# START OF Given entries
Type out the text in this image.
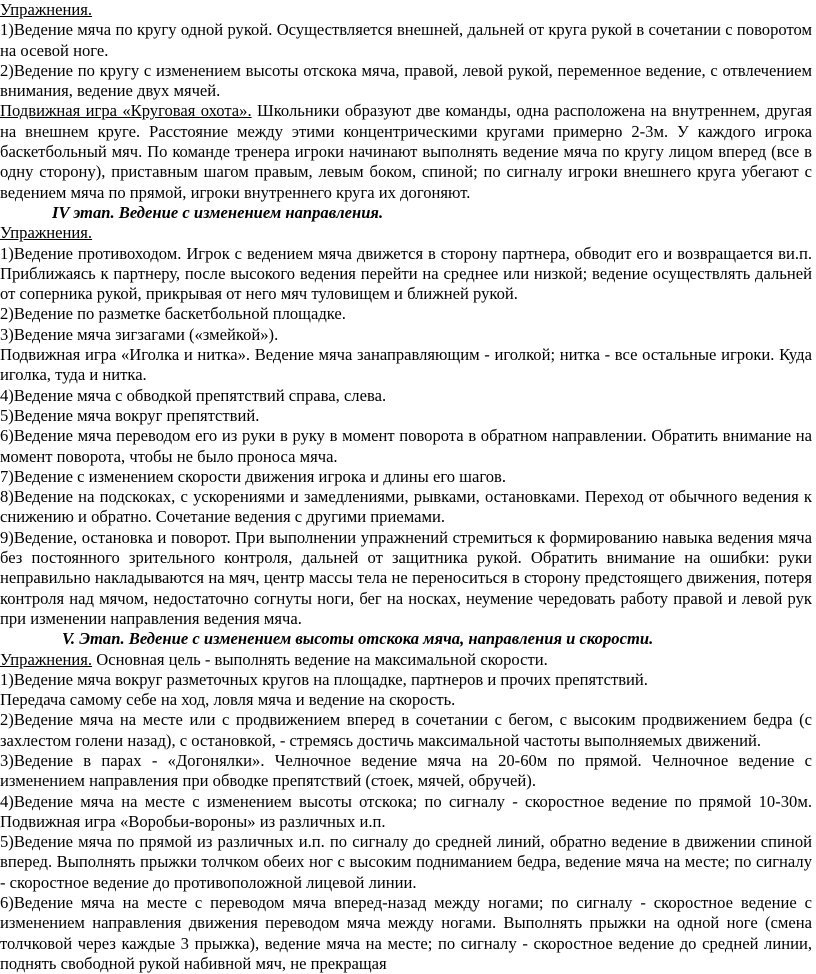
Упражнения.

1)Ведение мяча по кругу одной рукой. Осуществляется внешней, дальней от круга рукой в сочетании с поворотом на осевой ноге.

2)Ведение по кругу с изменением высоты отскока мяча, правой, левой рукой, переменное ведение, с отвлечением внимания, ведение двух мячей.

Подвижная игра «Круговая охота». Школьники образуют две команды, одна расположена на внутреннем, другая на внешнем круге. Расстояние между этими концентрическими кругами примерно 2-3м. У каждого игрока баскетбольный мяч. По команде тренера игроки начинают выполнять ведение мяча по кругу лицом вперед (все в одну сторону), приставным шагом правым, левым боком, спиной; по сигналу игроки внешнего круга убегают с ведением мяча по прямой, игроки внутреннего круга их догоняют.

IV этап. Ведение с изменением направления.

Упражнения.

1)Ведение противоходом. Игрок с ведением мяча движется в сторону партнера, обводит его и возвращается ви.п. Приближаясь к партнеру, после высокого ведения перейти на среднее или низкой; ведение осуществлять дальней от соперника рукой, прикрывая от него мяч туловищем и ближней рукой.

2)Ведение по разметке баскетбольной площадке.

3)Ведение мяча зигзагами («змейкой»).

Подвижная игра «Иголка и нитка». Ведение мяча занаправляющим - иголкой; нитка - все остальные игроки. Куда иголка, туда и нитка.

4)Ведение мяча с обводкой препятствий справа, слева.

5)Ведение мяча вокруг препятствий.

6)Ведение мяча переводом его из руки в руку в момент поворота в обратном направлении. Обратить внимание на момент поворота, чтобы не было проноса мяча.

7)Ведение с изменением скорости движения игрока и длины его шагов.

8)Ведение на подскоках, с ускорениями и замедлениями, рывками, остановками. Переход от обычного ведения к снижению и обратно. Сочетание ведения с другими приемами.

9)Ведение, остановка и поворот. При выполнении упражнений стремиться к формированию навыка ведения мяча без постоянного зрительного контроля, дальней от защитника рукой. Обратить внимание на ошибки: руки неправильно накладываются на мяч, центр массы тела не переноситься в сторону предстоящего движения, потеря контроля над мячом, недостаточно согнуты ноги, бег на носках, неумение чередовать работу правой и левой рук при изменении направления ведения мяча.

V. Этап. Ведение с изменением высоты отскока мяча, направления и скорости.

Упражнения. Основная цель - выполнять ведение на максимальной скорости.

1)Ведение мяча вокруг разметочных кругов на площадке, партнеров и прочих препятствий.

Передача самому себе на ход, ловля мяча и ведение на скорость.

2)Ведение мяча на месте или с продвижением вперед в сочетании с бегом, с высоким продвижением бедра (с захлестом голени назад), с остановкой, - стремясь достичь максимальной частоты выполняемых движений.

3)Ведение в парах - «Догонялки». Челночное ведение мяча на 20-60м по прямой. Челночное ведение с изменением направления при обводке препятствий (стоек, мячей, обручей).

4)Ведение мяча на месте с изменением высоты отскока; по сигналу - скоростное ведение по прямой 10-30м. Подвижная игра «Воробьи-вороны» из различных и.п.

5)Ведение мяча по прямой из различных и.п. по сигналу до средней линий, обратно ведение в движении спиной вперед. Выполнять прыжки толчком обеих ног с высоким подниманием бедра, ведение мяча на месте; по сигналу - скоростное ведение до противоположной лицевой линии.

6)Ведение мяча на месте с переводом мяча вперед-назад между ногами; по сигналу - скоростное ведение с изменением направления движения переводом мяча между ногами. Выполнять прыжки на одной ноге (смена толчковой через каждые 3 прыжка), ведение мяча на месте; по сигналу - скоростное ведение до средней линии, поднять свободной рукой набивной мяч, не прекращая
# END OF Given entries
Required work
Select all lines in the listing above where the word "линии" appears, and show them.

Solution to this task
5)Ведение мяча по прямой из различных и.п. по сигналу до средней линий, обратно ведение в движении спиной вперед. Выполнять прыжки толчком обеих ног с высоким подниманием бедра, ведение мяча на месте; по сигналу - скоростное ведение до противоположной лицевой линии.
6)Ведение мяча на месте с переводом мяча вперед-назад между ногами; по сигналу - скоростное ведение с изменением направления движения переводом мяча между ногами. Выполнять прыжки на одной ноге (смена толчковой через каждые 3 прыжка), ведение мяча на месте; по сигналу - скоростное ведение до средней линии, поднять свободной рукой набивной мяч, не прекращая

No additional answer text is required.